>> start

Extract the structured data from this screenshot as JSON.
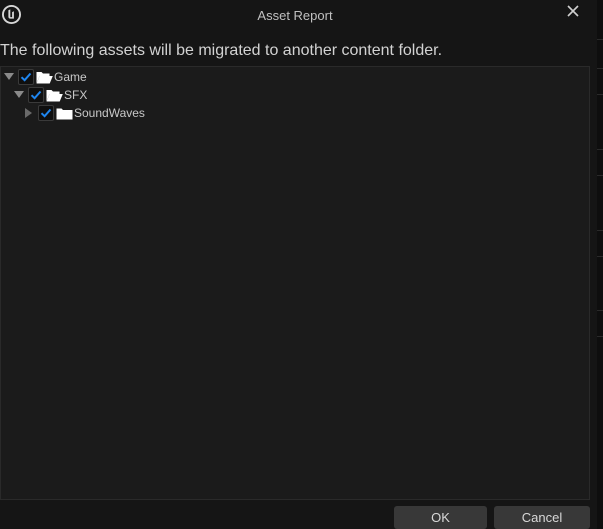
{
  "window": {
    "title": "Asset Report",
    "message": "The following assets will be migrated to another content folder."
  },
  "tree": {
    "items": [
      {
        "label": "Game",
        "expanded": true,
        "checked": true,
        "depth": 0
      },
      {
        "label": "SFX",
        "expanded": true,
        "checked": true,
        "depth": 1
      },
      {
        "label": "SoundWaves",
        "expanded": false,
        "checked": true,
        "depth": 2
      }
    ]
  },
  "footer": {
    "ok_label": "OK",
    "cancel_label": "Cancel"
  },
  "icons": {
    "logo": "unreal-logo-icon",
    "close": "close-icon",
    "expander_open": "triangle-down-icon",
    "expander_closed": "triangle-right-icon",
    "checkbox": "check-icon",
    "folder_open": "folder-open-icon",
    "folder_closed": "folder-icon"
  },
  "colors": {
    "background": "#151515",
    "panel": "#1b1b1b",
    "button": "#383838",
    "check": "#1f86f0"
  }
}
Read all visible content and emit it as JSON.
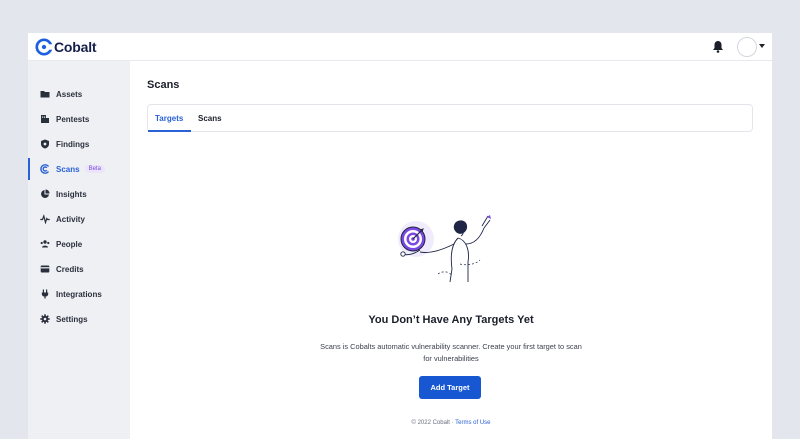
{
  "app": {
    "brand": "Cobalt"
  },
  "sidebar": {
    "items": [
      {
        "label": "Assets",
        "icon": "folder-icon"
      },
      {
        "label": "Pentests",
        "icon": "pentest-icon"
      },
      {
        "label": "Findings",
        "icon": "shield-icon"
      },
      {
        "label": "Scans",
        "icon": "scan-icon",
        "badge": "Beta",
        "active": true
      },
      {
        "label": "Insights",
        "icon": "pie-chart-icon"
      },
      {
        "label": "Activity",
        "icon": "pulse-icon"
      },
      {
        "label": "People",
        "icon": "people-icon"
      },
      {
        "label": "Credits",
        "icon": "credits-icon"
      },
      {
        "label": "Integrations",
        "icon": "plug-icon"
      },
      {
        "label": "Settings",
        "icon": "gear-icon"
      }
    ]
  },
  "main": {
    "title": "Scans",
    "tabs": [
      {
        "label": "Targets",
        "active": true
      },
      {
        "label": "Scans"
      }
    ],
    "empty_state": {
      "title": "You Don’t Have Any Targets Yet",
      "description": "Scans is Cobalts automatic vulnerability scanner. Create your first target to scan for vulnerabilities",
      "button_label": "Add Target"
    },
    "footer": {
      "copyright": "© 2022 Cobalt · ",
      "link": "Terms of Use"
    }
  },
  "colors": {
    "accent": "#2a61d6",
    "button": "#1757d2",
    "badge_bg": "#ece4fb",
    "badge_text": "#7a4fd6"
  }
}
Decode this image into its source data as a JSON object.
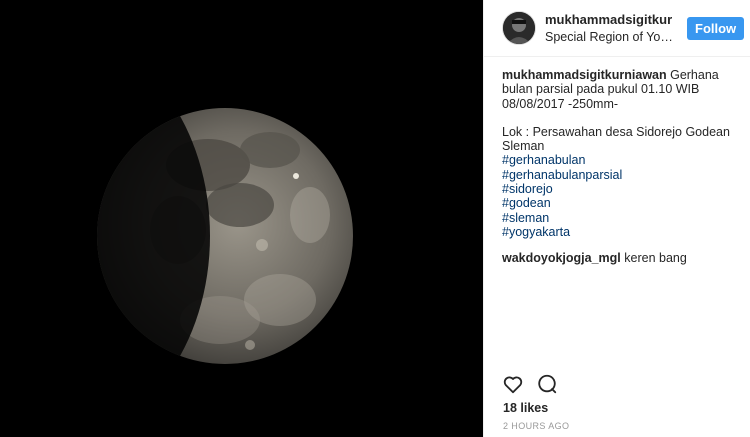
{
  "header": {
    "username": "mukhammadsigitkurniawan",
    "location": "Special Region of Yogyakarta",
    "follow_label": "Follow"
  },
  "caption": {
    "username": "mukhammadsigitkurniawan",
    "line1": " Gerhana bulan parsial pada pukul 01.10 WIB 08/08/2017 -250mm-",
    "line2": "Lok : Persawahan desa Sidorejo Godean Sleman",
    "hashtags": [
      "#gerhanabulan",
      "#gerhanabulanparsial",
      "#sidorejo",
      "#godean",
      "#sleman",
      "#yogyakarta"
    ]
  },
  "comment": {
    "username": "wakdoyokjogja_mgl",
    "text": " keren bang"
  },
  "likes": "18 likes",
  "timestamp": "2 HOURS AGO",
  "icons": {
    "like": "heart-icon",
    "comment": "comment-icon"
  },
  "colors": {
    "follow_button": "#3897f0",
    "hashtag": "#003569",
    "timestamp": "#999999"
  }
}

>> end

**AIM:**
Each line that has the word "title" should be copied.

**COMPLETED EXERCISE:**
    "title": "Asset Report",
    "title": "Scans",
      "title": "You Don’t Have Any Targets Yet",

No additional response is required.